DATA LISTING:
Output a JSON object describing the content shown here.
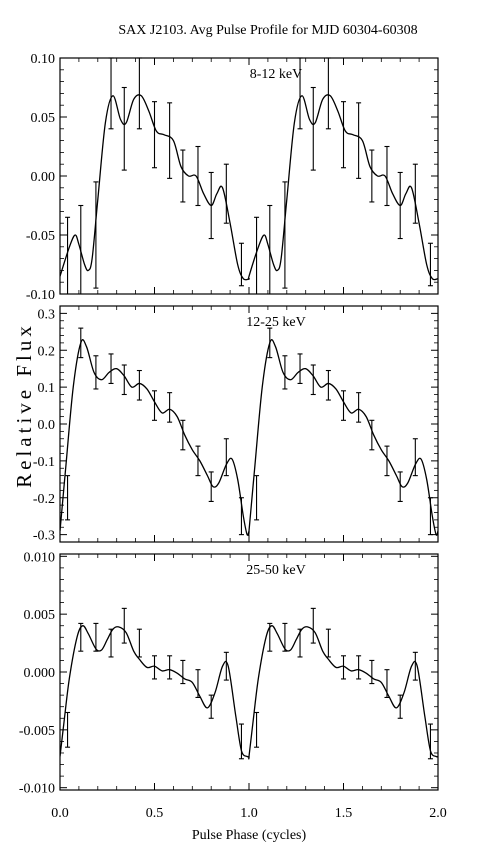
{
  "title": "SAX J2103. Avg Pulse Profile for MJD 60304-60308",
  "xlabel": "Pulse Phase (cycles)",
  "ylabel": "Relative Flux",
  "chart_data": [
    {
      "type": "line",
      "panel_label": "8-12 keV",
      "xlim": [
        0.0,
        2.0
      ],
      "ylim": [
        -0.1,
        0.1
      ],
      "yticks": [
        -0.1,
        -0.05,
        0.0,
        0.05,
        0.1
      ],
      "ytick_labels": [
        "-0.10",
        "-0.05",
        "0.00",
        "0.05",
        "0.10"
      ],
      "xticks": [
        0.0,
        0.5,
        1.0,
        1.5,
        2.0
      ],
      "xtick_labels": [],
      "curve": {
        "x": [
          0.0,
          0.05,
          0.08,
          0.1,
          0.13,
          0.15,
          0.17,
          0.2,
          0.24,
          0.28,
          0.32,
          0.35,
          0.39,
          0.43,
          0.47,
          0.51,
          0.55,
          0.6,
          0.64,
          0.68,
          0.72,
          0.76,
          0.8,
          0.83,
          0.86,
          0.9,
          0.94,
          0.97,
          1.0
        ],
        "y": [
          -0.085,
          -0.06,
          -0.05,
          -0.058,
          -0.075,
          -0.08,
          -0.07,
          -0.02,
          0.045,
          0.068,
          0.048,
          0.045,
          0.065,
          0.068,
          0.055,
          0.038,
          0.035,
          0.03,
          0.008,
          0.0,
          0.0,
          -0.015,
          -0.025,
          -0.015,
          -0.01,
          -0.04,
          -0.075,
          -0.087,
          -0.087
        ]
      },
      "errorbars": {
        "x": [
          0.04,
          0.11,
          0.19,
          0.27,
          0.34,
          0.42,
          0.5,
          0.58,
          0.65,
          0.73,
          0.8,
          0.88,
          0.96
        ],
        "y": [
          -0.07,
          -0.065,
          -0.05,
          0.07,
          0.04,
          0.07,
          0.035,
          0.03,
          0.0,
          0.0,
          -0.025,
          -0.015,
          -0.075
        ],
        "err": [
          0.035,
          0.04,
          0.045,
          0.03,
          0.035,
          0.03,
          0.028,
          0.032,
          0.022,
          0.025,
          0.028,
          0.025,
          0.018
        ]
      }
    },
    {
      "type": "line",
      "panel_label": "12-25 keV",
      "xlim": [
        0.0,
        2.0
      ],
      "ylim": [
        -0.32,
        0.32
      ],
      "yticks": [
        -0.3,
        -0.2,
        -0.1,
        0.0,
        0.1,
        0.2,
        0.3
      ],
      "ytick_labels": [
        "-0.3",
        "-0.2",
        "-0.1",
        "0.0",
        "0.1",
        "0.2",
        "0.3"
      ],
      "xticks": [
        0.0,
        0.5,
        1.0,
        1.5,
        2.0
      ],
      "xtick_labels": [],
      "curve": {
        "x": [
          0.0,
          0.03,
          0.07,
          0.11,
          0.14,
          0.18,
          0.22,
          0.26,
          0.3,
          0.34,
          0.38,
          0.42,
          0.46,
          0.5,
          0.54,
          0.58,
          0.62,
          0.66,
          0.7,
          0.74,
          0.78,
          0.81,
          0.84,
          0.88,
          0.91,
          0.94,
          0.97,
          0.99,
          1.0
        ],
        "y": [
          -0.29,
          -0.12,
          0.1,
          0.22,
          0.21,
          0.14,
          0.12,
          0.14,
          0.15,
          0.13,
          0.1,
          0.11,
          0.095,
          0.06,
          0.03,
          0.04,
          0.02,
          -0.03,
          -0.07,
          -0.1,
          -0.14,
          -0.17,
          -0.16,
          -0.11,
          -0.095,
          -0.15,
          -0.25,
          -0.3,
          -0.29
        ]
      },
      "errorbars": {
        "x": [
          0.04,
          0.11,
          0.19,
          0.27,
          0.34,
          0.42,
          0.5,
          0.58,
          0.65,
          0.73,
          0.8,
          0.88,
          0.96
        ],
        "y": [
          -0.2,
          0.22,
          0.14,
          0.15,
          0.12,
          0.105,
          0.05,
          0.045,
          -0.03,
          -0.1,
          -0.17,
          -0.09,
          -0.25
        ],
        "err": [
          0.06,
          0.04,
          0.045,
          0.04,
          0.04,
          0.04,
          0.04,
          0.04,
          0.04,
          0.04,
          0.04,
          0.05,
          0.05
        ]
      }
    },
    {
      "type": "line",
      "panel_label": "25-50 keV",
      "xlim": [
        0.0,
        2.0
      ],
      "ylim": [
        -0.0102,
        0.0102
      ],
      "yticks": [
        -0.01,
        -0.005,
        0.0,
        0.005,
        0.01
      ],
      "ytick_labels": [
        "-0.010",
        "-0.005",
        "0.000",
        "0.005",
        "0.010"
      ],
      "xticks": [
        0.0,
        0.5,
        1.0,
        1.5,
        2.0
      ],
      "xtick_labels": [
        "0.0",
        "0.5",
        "1.0",
        "1.5",
        "2.0"
      ],
      "curve": {
        "x": [
          0.0,
          0.02,
          0.05,
          0.09,
          0.12,
          0.15,
          0.19,
          0.22,
          0.25,
          0.28,
          0.31,
          0.35,
          0.39,
          0.42,
          0.46,
          0.5,
          0.54,
          0.58,
          0.62,
          0.66,
          0.7,
          0.74,
          0.78,
          0.82,
          0.86,
          0.89,
          0.93,
          0.96,
          0.99,
          1.0
        ],
        "y": [
          -0.0073,
          -0.0045,
          -0.0005,
          0.003,
          0.004,
          0.0033,
          0.002,
          0.0019,
          0.0028,
          0.0037,
          0.0039,
          0.0034,
          0.0018,
          0.0011,
          0.0004,
          0.0005,
          0.0001,
          0.0002,
          -0.0001,
          -0.0006,
          -0.0009,
          -0.0021,
          -0.0031,
          -0.0018,
          0.0005,
          0.0005,
          -0.0038,
          -0.0068,
          -0.0073,
          -0.0073
        ]
      },
      "errorbars": {
        "x": [
          0.04,
          0.11,
          0.19,
          0.27,
          0.34,
          0.42,
          0.5,
          0.58,
          0.65,
          0.73,
          0.8,
          0.88,
          0.96
        ],
        "y": [
          -0.005,
          0.003,
          0.003,
          0.0025,
          0.004,
          0.0025,
          0.0004,
          0.0004,
          0.0,
          -0.001,
          -0.003,
          0.0005,
          -0.006
        ],
        "err": [
          0.0015,
          0.0012,
          0.0012,
          0.0012,
          0.0015,
          0.0012,
          0.001,
          0.001,
          0.001,
          0.0012,
          0.001,
          0.0012,
          0.0015
        ]
      }
    }
  ]
}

WORK REQUIRED: Word for word, quote the full listing, omitting every picture.

COMPLETED EXERCISE:
Output a JSON object describing the content shown here.
{
  "title": "SAX J2103. Avg Pulse Profile for MJD 60304-60308",
  "xlabel": "Pulse Phase (cycles)",
  "ylabel": "Relative Flux",
  "chart_data": [
    {
      "type": "line",
      "panel_label": "8-12 keV",
      "xlim": [
        0.0,
        2.0
      ],
      "ylim": [
        -0.1,
        0.1
      ],
      "yticks": [
        -0.1,
        -0.05,
        0.0,
        0.05,
        0.1
      ],
      "ytick_labels": [
        "-0.10",
        "-0.05",
        "0.00",
        "0.05",
        "0.10"
      ],
      "xticks": [
        0.0,
        0.5,
        1.0,
        1.5,
        2.0
      ],
      "xtick_labels": [],
      "curve": {
        "x": [
          0.0,
          0.05,
          0.08,
          0.1,
          0.13,
          0.15,
          0.17,
          0.2,
          0.24,
          0.28,
          0.32,
          0.35,
          0.39,
          0.43,
          0.47,
          0.51,
          0.55,
          0.6,
          0.64,
          0.68,
          0.72,
          0.76,
          0.8,
          0.83,
          0.86,
          0.9,
          0.94,
          0.97,
          1.0
        ],
        "y": [
          -0.085,
          -0.06,
          -0.05,
          -0.058,
          -0.075,
          -0.08,
          -0.07,
          -0.02,
          0.045,
          0.068,
          0.048,
          0.045,
          0.065,
          0.068,
          0.055,
          0.038,
          0.035,
          0.03,
          0.008,
          0.0,
          0.0,
          -0.015,
          -0.025,
          -0.015,
          -0.01,
          -0.04,
          -0.075,
          -0.087,
          -0.087
        ]
      },
      "errorbars": {
        "x": [
          0.04,
          0.11,
          0.19,
          0.27,
          0.34,
          0.42,
          0.5,
          0.58,
          0.65,
          0.73,
          0.8,
          0.88,
          0.96
        ],
        "y": [
          -0.07,
          -0.065,
          -0.05,
          0.07,
          0.04,
          0.07,
          0.035,
          0.03,
          0.0,
          0.0,
          -0.025,
          -0.015,
          -0.075
        ],
        "err": [
          0.035,
          0.04,
          0.045,
          0.03,
          0.035,
          0.03,
          0.028,
          0.032,
          0.022,
          0.025,
          0.028,
          0.025,
          0.018
        ]
      }
    },
    {
      "type": "line",
      "panel_label": "12-25 keV",
      "xlim": [
        0.0,
        2.0
      ],
      "ylim": [
        -0.32,
        0.32
      ],
      "yticks": [
        -0.3,
        -0.2,
        -0.1,
        0.0,
        0.1,
        0.2,
        0.3
      ],
      "ytick_labels": [
        "-0.3",
        "-0.2",
        "-0.1",
        "0.0",
        "0.1",
        "0.2",
        "0.3"
      ],
      "xticks": [
        0.0,
        0.5,
        1.0,
        1.5,
        2.0
      ],
      "xtick_labels": [],
      "curve": {
        "x": [
          0.0,
          0.03,
          0.07,
          0.11,
          0.14,
          0.18,
          0.22,
          0.26,
          0.3,
          0.34,
          0.38,
          0.42,
          0.46,
          0.5,
          0.54,
          0.58,
          0.62,
          0.66,
          0.7,
          0.74,
          0.78,
          0.81,
          0.84,
          0.88,
          0.91,
          0.94,
          0.97,
          0.99,
          1.0
        ],
        "y": [
          -0.29,
          -0.12,
          0.1,
          0.22,
          0.21,
          0.14,
          0.12,
          0.14,
          0.15,
          0.13,
          0.1,
          0.11,
          0.095,
          0.06,
          0.03,
          0.04,
          0.02,
          -0.03,
          -0.07,
          -0.1,
          -0.14,
          -0.17,
          -0.16,
          -0.11,
          -0.095,
          -0.15,
          -0.25,
          -0.3,
          -0.29
        ]
      },
      "errorbars": {
        "x": [
          0.04,
          0.11,
          0.19,
          0.27,
          0.34,
          0.42,
          0.5,
          0.58,
          0.65,
          0.73,
          0.8,
          0.88,
          0.96
        ],
        "y": [
          -0.2,
          0.22,
          0.14,
          0.15,
          0.12,
          0.105,
          0.05,
          0.045,
          -0.03,
          -0.1,
          -0.17,
          -0.09,
          -0.25
        ],
        "err": [
          0.06,
          0.04,
          0.045,
          0.04,
          0.04,
          0.04,
          0.04,
          0.04,
          0.04,
          0.04,
          0.04,
          0.05,
          0.05
        ]
      }
    },
    {
      "type": "line",
      "panel_label": "25-50 keV",
      "xlim": [
        0.0,
        2.0
      ],
      "ylim": [
        -0.0102,
        0.0102
      ],
      "yticks": [
        -0.01,
        -0.005,
        0.0,
        0.005,
        0.01
      ],
      "ytick_labels": [
        "-0.010",
        "-0.005",
        "0.000",
        "0.005",
        "0.010"
      ],
      "xticks": [
        0.0,
        0.5,
        1.0,
        1.5,
        2.0
      ],
      "xtick_labels": [
        "0.0",
        "0.5",
        "1.0",
        "1.5",
        "2.0"
      ],
      "curve": {
        "x": [
          0.0,
          0.02,
          0.05,
          0.09,
          0.12,
          0.15,
          0.19,
          0.22,
          0.25,
          0.28,
          0.31,
          0.35,
          0.39,
          0.42,
          0.46,
          0.5,
          0.54,
          0.58,
          0.62,
          0.66,
          0.7,
          0.74,
          0.78,
          0.82,
          0.86,
          0.89,
          0.93,
          0.96,
          0.99,
          1.0
        ],
        "y": [
          -0.0073,
          -0.0045,
          -0.0005,
          0.003,
          0.004,
          0.0033,
          0.002,
          0.0019,
          0.0028,
          0.0037,
          0.0039,
          0.0034,
          0.0018,
          0.0011,
          0.0004,
          0.0005,
          0.0001,
          0.0002,
          -0.0001,
          -0.0006,
          -0.0009,
          -0.0021,
          -0.0031,
          -0.0018,
          0.0005,
          0.0005,
          -0.0038,
          -0.0068,
          -0.0073,
          -0.0073
        ]
      },
      "errorbars": {
        "x": [
          0.04,
          0.11,
          0.19,
          0.27,
          0.34,
          0.42,
          0.5,
          0.58,
          0.65,
          0.73,
          0.8,
          0.88,
          0.96
        ],
        "y": [
          -0.005,
          0.003,
          0.003,
          0.0025,
          0.004,
          0.0025,
          0.0004,
          0.0004,
          0.0,
          -0.001,
          -0.003,
          0.0005,
          -0.006
        ],
        "err": [
          0.0015,
          0.0012,
          0.0012,
          0.0012,
          0.0015,
          0.0012,
          0.001,
          0.001,
          0.001,
          0.0012,
          0.001,
          0.0012,
          0.0015
        ]
      }
    }
  ]
}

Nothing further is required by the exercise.